• **RECORDS SHOWN**:
──────────
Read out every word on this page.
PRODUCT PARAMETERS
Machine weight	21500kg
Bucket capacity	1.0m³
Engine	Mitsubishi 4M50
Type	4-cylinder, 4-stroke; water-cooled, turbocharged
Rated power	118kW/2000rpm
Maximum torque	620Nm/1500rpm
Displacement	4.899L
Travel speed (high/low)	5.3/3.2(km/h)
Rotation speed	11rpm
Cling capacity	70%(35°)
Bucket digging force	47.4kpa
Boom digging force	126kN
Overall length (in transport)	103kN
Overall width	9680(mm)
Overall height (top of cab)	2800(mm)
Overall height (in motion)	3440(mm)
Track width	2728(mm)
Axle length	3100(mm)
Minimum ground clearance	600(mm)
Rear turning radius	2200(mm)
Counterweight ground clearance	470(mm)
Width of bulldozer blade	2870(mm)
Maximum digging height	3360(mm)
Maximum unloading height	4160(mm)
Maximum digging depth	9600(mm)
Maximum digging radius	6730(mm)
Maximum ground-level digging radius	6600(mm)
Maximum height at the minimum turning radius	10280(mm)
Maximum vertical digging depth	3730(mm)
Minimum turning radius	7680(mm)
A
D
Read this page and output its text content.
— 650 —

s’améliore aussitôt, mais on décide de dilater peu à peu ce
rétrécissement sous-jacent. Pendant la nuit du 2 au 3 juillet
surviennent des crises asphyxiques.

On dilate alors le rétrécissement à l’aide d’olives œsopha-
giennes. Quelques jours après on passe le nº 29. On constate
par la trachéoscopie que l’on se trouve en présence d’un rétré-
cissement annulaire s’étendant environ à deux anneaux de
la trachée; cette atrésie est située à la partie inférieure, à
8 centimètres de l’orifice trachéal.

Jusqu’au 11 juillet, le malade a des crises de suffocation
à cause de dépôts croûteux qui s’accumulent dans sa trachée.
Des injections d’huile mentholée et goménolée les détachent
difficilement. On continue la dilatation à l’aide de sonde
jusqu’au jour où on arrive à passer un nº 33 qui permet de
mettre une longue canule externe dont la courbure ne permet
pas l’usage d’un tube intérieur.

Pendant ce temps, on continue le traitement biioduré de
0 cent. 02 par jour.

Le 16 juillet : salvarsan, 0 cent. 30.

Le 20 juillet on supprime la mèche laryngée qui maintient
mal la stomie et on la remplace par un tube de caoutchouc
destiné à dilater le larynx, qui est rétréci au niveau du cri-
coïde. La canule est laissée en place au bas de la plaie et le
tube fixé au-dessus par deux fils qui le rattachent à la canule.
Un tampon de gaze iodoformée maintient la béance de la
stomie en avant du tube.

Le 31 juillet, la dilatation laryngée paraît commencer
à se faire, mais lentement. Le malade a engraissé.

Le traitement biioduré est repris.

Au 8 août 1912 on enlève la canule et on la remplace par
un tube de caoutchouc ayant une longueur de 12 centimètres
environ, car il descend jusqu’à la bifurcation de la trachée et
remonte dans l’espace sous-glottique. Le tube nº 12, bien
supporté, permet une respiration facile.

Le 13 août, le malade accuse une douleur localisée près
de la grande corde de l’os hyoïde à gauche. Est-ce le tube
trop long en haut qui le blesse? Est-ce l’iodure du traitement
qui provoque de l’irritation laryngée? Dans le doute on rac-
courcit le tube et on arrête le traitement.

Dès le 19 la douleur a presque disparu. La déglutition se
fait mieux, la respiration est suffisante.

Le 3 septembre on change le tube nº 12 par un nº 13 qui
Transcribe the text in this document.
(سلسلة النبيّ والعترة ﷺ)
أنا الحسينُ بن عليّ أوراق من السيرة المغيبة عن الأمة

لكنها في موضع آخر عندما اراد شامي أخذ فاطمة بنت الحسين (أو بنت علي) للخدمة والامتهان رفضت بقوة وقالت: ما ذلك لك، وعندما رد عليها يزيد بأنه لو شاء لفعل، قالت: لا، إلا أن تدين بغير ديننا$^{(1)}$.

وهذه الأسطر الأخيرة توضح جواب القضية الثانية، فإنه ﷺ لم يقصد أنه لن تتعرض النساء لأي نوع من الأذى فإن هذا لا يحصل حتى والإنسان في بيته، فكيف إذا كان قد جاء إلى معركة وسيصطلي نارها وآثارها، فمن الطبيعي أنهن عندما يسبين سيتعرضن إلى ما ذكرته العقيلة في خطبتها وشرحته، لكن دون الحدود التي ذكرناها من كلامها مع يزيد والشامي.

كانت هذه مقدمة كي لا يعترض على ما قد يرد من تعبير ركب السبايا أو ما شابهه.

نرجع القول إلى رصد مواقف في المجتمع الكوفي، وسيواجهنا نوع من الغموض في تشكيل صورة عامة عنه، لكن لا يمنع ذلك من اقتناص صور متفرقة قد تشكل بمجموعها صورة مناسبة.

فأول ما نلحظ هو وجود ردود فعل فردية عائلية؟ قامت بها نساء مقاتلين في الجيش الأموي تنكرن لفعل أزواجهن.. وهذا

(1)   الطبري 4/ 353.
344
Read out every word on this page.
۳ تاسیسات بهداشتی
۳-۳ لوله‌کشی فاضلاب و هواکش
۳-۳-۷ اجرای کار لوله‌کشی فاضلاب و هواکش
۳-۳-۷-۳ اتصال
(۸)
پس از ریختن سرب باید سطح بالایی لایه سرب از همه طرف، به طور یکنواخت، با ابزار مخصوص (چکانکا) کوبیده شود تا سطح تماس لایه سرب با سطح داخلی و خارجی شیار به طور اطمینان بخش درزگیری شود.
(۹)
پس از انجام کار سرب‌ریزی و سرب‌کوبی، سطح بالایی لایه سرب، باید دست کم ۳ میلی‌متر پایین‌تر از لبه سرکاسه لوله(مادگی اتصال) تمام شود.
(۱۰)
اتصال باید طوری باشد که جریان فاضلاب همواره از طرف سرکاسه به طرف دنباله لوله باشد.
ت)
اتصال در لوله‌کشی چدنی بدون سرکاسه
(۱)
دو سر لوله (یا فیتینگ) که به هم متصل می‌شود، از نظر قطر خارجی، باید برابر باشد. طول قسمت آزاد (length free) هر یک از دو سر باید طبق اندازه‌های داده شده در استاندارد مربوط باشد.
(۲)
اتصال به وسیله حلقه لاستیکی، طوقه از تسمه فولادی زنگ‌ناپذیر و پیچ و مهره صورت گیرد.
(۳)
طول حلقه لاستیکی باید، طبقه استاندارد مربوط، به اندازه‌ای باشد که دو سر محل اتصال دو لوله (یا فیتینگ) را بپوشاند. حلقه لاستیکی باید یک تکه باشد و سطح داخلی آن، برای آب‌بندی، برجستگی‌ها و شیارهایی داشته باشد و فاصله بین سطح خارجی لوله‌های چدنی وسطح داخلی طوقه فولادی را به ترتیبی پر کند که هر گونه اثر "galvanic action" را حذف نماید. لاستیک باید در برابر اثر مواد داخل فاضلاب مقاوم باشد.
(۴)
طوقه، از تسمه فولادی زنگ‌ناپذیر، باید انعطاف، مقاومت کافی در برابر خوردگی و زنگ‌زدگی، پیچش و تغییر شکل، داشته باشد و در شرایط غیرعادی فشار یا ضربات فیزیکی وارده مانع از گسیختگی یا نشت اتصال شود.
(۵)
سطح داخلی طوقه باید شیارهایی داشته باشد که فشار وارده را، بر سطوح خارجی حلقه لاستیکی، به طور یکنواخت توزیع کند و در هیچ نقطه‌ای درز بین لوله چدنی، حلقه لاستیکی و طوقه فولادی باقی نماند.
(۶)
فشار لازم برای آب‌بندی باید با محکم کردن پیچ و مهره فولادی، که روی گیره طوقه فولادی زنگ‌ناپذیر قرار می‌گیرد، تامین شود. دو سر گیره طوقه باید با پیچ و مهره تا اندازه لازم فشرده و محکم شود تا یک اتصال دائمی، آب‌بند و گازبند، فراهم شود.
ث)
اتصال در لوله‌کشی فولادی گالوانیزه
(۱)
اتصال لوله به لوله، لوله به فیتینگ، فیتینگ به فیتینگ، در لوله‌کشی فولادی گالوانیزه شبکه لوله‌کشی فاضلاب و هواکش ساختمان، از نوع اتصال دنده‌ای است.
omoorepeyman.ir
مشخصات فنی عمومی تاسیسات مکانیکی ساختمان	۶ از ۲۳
──────────
• **THE PROBLEM**: From the data above, copy each line that has the string "Pendant".

• **THE ANSWER**:
rétrécissement sous-jacent. Pendant la nuit du 2 au 3 juillet
Pendant ce temps, on continue le traitement biioduré de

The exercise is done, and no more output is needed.